[Stored data]
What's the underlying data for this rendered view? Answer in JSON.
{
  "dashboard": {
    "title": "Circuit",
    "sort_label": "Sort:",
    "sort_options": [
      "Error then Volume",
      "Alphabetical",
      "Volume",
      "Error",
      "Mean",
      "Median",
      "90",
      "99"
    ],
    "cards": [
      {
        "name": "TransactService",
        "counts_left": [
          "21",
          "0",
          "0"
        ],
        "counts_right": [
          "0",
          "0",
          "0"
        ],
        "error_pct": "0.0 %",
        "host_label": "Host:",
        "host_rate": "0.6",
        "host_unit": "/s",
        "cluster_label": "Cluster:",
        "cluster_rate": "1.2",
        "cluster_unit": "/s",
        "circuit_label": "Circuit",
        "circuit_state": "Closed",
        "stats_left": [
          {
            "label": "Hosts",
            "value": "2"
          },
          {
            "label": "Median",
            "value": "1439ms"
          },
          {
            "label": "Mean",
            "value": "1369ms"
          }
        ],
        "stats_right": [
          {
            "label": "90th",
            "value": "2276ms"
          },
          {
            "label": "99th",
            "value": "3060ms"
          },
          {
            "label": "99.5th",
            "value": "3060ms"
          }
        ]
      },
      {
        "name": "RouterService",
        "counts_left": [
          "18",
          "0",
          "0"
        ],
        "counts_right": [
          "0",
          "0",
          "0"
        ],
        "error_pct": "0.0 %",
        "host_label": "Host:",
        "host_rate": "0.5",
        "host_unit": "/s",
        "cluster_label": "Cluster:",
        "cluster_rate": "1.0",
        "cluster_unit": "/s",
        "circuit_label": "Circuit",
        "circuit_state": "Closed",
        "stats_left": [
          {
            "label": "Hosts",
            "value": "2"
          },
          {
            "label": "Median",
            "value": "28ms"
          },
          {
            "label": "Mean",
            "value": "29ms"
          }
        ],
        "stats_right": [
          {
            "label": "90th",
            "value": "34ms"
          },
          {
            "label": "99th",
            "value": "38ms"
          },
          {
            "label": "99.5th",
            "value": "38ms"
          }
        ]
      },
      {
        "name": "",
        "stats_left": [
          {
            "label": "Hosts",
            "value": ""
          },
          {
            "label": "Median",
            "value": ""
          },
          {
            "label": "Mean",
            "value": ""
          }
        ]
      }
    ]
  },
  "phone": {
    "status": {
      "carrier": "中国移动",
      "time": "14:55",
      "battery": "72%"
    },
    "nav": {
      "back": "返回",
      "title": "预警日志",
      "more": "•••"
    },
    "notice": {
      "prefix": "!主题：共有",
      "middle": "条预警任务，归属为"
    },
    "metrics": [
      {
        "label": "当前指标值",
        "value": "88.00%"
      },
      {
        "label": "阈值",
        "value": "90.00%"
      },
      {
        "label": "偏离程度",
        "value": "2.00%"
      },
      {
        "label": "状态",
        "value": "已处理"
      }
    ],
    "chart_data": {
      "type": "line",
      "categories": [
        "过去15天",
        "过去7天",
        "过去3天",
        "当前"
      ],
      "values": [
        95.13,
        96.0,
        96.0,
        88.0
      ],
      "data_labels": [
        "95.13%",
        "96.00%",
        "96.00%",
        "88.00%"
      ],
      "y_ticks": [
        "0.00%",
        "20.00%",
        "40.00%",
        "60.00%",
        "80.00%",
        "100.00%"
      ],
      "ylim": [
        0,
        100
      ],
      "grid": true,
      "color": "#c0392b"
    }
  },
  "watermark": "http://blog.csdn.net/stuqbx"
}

Exercise description ->
Using the entries above, please restate each one word for word.

Task answer ->
What's the underlying data for this rendered view? Answer in JSON.
{
  "dashboard": {
    "title": "Circuit",
    "sort_label": "Sort:",
    "sort_options": [
      "Error then Volume",
      "Alphabetical",
      "Volume",
      "Error",
      "Mean",
      "Median",
      "90",
      "99"
    ],
    "cards": [
      {
        "name": "TransactService",
        "counts_left": [
          "21",
          "0",
          "0"
        ],
        "counts_right": [
          "0",
          "0",
          "0"
        ],
        "error_pct": "0.0 %",
        "host_label": "Host:",
        "host_rate": "0.6",
        "host_unit": "/s",
        "cluster_label": "Cluster:",
        "cluster_rate": "1.2",
        "cluster_unit": "/s",
        "circuit_label": "Circuit",
        "circuit_state": "Closed",
        "stats_left": [
          {
            "label": "Hosts",
            "value": "2"
          },
          {
            "label": "Median",
            "value": "1439ms"
          },
          {
            "label": "Mean",
            "value": "1369ms"
          }
        ],
        "stats_right": [
          {
            "label": "90th",
            "value": "2276ms"
          },
          {
            "label": "99th",
            "value": "3060ms"
          },
          {
            "label": "99.5th",
            "value": "3060ms"
          }
        ]
      },
      {
        "name": "RouterService",
        "counts_left": [
          "18",
          "0",
          "0"
        ],
        "counts_right": [
          "0",
          "0",
          "0"
        ],
        "error_pct": "0.0 %",
        "host_label": "Host:",
        "host_rate": "0.5",
        "host_unit": "/s",
        "cluster_label": "Cluster:",
        "cluster_rate": "1.0",
        "cluster_unit": "/s",
        "circuit_label": "Circuit",
        "circuit_state": "Closed",
        "stats_left": [
          {
            "label": "Hosts",
            "value": "2"
          },
          {
            "label": "Median",
            "value": "28ms"
          },
          {
            "label": "Mean",
            "value": "29ms"
          }
        ],
        "stats_right": [
          {
            "label": "90th",
            "value": "34ms"
          },
          {
            "label": "99th",
            "value": "38ms"
          },
          {
            "label": "99.5th",
            "value": "38ms"
          }
        ]
      },
      {
        "name": "",
        "stats_left": [
          {
            "label": "Hosts",
            "value": ""
          },
          {
            "label": "Median",
            "value": ""
          },
          {
            "label": "Mean",
            "value": ""
          }
        ]
      }
    ]
  },
  "phone": {
    "status": {
      "carrier": "中国移动",
      "time": "14:55",
      "battery": "72%"
    },
    "nav": {
      "back": "返回",
      "title": "预警日志",
      "more": "•••"
    },
    "notice": {
      "prefix": "!主题：共有",
      "middle": "条预警任务，归属为"
    },
    "metrics": [
      {
        "label": "当前指标值",
        "value": "88.00%"
      },
      {
        "label": "阈值",
        "value": "90.00%"
      },
      {
        "label": "偏离程度",
        "value": "2.00%"
      },
      {
        "label": "状态",
        "value": "已处理"
      }
    ],
    "chart_data": {
      "type": "line",
      "categories": [
        "过去15天",
        "过去7天",
        "过去3天",
        "当前"
      ],
      "values": [
        95.13,
        96.0,
        96.0,
        88.0
      ],
      "data_labels": [
        "95.13%",
        "96.00%",
        "96.00%",
        "88.00%"
      ],
      "y_ticks": [
        "0.00%",
        "20.00%",
        "40.00%",
        "60.00%",
        "80.00%",
        "100.00%"
      ],
      "ylim": [
        0,
        100
      ],
      "grid": true,
      "color": "#c0392b"
    }
  },
  "watermark": "http://blog.csdn.net/stuqbx"
}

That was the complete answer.